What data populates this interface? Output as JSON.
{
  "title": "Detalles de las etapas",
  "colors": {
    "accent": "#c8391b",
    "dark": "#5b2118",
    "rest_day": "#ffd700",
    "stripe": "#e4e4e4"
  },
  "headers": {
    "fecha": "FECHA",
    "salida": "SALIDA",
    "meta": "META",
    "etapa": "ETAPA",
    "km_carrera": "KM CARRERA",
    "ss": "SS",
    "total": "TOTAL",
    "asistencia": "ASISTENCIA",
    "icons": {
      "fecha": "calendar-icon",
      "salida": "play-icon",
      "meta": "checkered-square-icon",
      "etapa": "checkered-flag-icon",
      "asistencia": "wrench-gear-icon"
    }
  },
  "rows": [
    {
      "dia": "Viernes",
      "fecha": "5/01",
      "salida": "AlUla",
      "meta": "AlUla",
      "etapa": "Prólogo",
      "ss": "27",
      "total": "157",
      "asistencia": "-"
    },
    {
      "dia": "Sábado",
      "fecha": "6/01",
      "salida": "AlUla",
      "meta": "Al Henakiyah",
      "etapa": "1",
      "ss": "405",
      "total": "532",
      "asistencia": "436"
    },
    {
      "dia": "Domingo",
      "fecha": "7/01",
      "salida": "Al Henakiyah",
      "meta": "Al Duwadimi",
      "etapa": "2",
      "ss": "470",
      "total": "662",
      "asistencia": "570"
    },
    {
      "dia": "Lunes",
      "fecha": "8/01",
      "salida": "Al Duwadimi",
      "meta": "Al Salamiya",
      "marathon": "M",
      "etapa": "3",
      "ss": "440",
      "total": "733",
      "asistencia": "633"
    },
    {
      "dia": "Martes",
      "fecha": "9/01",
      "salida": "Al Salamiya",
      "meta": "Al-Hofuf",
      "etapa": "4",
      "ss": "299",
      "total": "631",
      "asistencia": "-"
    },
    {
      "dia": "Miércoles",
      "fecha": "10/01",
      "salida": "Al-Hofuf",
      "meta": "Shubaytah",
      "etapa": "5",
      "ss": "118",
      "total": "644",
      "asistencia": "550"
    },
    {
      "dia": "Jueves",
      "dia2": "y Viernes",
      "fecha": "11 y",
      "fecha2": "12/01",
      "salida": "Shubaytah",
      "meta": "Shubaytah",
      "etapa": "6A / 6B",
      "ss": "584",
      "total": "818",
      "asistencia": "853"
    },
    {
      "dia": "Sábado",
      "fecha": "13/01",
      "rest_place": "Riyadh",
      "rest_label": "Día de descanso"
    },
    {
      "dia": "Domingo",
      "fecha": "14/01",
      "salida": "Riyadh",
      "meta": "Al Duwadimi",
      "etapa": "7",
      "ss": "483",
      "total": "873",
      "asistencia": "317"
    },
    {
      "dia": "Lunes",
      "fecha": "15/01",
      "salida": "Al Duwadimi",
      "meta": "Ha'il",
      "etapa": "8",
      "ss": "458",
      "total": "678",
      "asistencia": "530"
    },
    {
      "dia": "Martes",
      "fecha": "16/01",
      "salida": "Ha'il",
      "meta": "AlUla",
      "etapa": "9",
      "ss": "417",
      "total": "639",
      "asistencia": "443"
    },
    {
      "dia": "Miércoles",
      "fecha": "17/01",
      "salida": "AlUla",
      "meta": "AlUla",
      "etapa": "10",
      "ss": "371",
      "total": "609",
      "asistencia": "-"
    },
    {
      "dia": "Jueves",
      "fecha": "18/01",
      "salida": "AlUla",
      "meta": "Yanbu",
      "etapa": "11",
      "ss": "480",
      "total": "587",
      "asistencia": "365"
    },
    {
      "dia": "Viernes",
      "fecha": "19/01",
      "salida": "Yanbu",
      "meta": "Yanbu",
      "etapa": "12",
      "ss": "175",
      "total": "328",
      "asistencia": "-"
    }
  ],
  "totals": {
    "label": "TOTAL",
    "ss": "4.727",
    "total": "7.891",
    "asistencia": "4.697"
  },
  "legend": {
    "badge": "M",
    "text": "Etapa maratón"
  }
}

What needs to be done: Reproduce every line above without error.

Full response:
What data populates this interface? Output as JSON.
{
  "title": "Detalles de las etapas",
  "colors": {
    "accent": "#c8391b",
    "dark": "#5b2118",
    "rest_day": "#ffd700",
    "stripe": "#e4e4e4"
  },
  "headers": {
    "fecha": "FECHA",
    "salida": "SALIDA",
    "meta": "META",
    "etapa": "ETAPA",
    "km_carrera": "KM CARRERA",
    "ss": "SS",
    "total": "TOTAL",
    "asistencia": "ASISTENCIA",
    "icons": {
      "fecha": "calendar-icon",
      "salida": "play-icon",
      "meta": "checkered-square-icon",
      "etapa": "checkered-flag-icon",
      "asistencia": "wrench-gear-icon"
    }
  },
  "rows": [
    {
      "dia": "Viernes",
      "fecha": "5/01",
      "salida": "AlUla",
      "meta": "AlUla",
      "etapa": "Prólogo",
      "ss": "27",
      "total": "157",
      "asistencia": "-"
    },
    {
      "dia": "Sábado",
      "fecha": "6/01",
      "salida": "AlUla",
      "meta": "Al Henakiyah",
      "etapa": "1",
      "ss": "405",
      "total": "532",
      "asistencia": "436"
    },
    {
      "dia": "Domingo",
      "fecha": "7/01",
      "salida": "Al Henakiyah",
      "meta": "Al Duwadimi",
      "etapa": "2",
      "ss": "470",
      "total": "662",
      "asistencia": "570"
    },
    {
      "dia": "Lunes",
      "fecha": "8/01",
      "salida": "Al Duwadimi",
      "meta": "Al Salamiya",
      "marathon": "M",
      "etapa": "3",
      "ss": "440",
      "total": "733",
      "asistencia": "633"
    },
    {
      "dia": "Martes",
      "fecha": "9/01",
      "salida": "Al Salamiya",
      "meta": "Al-Hofuf",
      "etapa": "4",
      "ss": "299",
      "total": "631",
      "asistencia": "-"
    },
    {
      "dia": "Miércoles",
      "fecha": "10/01",
      "salida": "Al-Hofuf",
      "meta": "Shubaytah",
      "etapa": "5",
      "ss": "118",
      "total": "644",
      "asistencia": "550"
    },
    {
      "dia": "Jueves",
      "dia2": "y Viernes",
      "fecha": "11 y",
      "fecha2": "12/01",
      "salida": "Shubaytah",
      "meta": "Shubaytah",
      "etapa": "6A / 6B",
      "ss": "584",
      "total": "818",
      "asistencia": "853"
    },
    {
      "dia": "Sábado",
      "fecha": "13/01",
      "rest_place": "Riyadh",
      "rest_label": "Día de descanso"
    },
    {
      "dia": "Domingo",
      "fecha": "14/01",
      "salida": "Riyadh",
      "meta": "Al Duwadimi",
      "etapa": "7",
      "ss": "483",
      "total": "873",
      "asistencia": "317"
    },
    {
      "dia": "Lunes",
      "fecha": "15/01",
      "salida": "Al Duwadimi",
      "meta": "Ha'il",
      "etapa": "8",
      "ss": "458",
      "total": "678",
      "asistencia": "530"
    },
    {
      "dia": "Martes",
      "fecha": "16/01",
      "salida": "Ha'il",
      "meta": "AlUla",
      "etapa": "9",
      "ss": "417",
      "total": "639",
      "asistencia": "443"
    },
    {
      "dia": "Miércoles",
      "fecha": "17/01",
      "salida": "AlUla",
      "meta": "AlUla",
      "etapa": "10",
      "ss": "371",
      "total": "609",
      "asistencia": "-"
    },
    {
      "dia": "Jueves",
      "fecha": "18/01",
      "salida": "AlUla",
      "meta": "Yanbu",
      "etapa": "11",
      "ss": "480",
      "total": "587",
      "asistencia": "365"
    },
    {
      "dia": "Viernes",
      "fecha": "19/01",
      "salida": "Yanbu",
      "meta": "Yanbu",
      "etapa": "12",
      "ss": "175",
      "total": "328",
      "asistencia": "-"
    }
  ],
  "totals": {
    "label": "TOTAL",
    "ss": "4.727",
    "total": "7.891",
    "asistencia": "4.697"
  },
  "legend": {
    "badge": "M",
    "text": "Etapa maratón"
  }
}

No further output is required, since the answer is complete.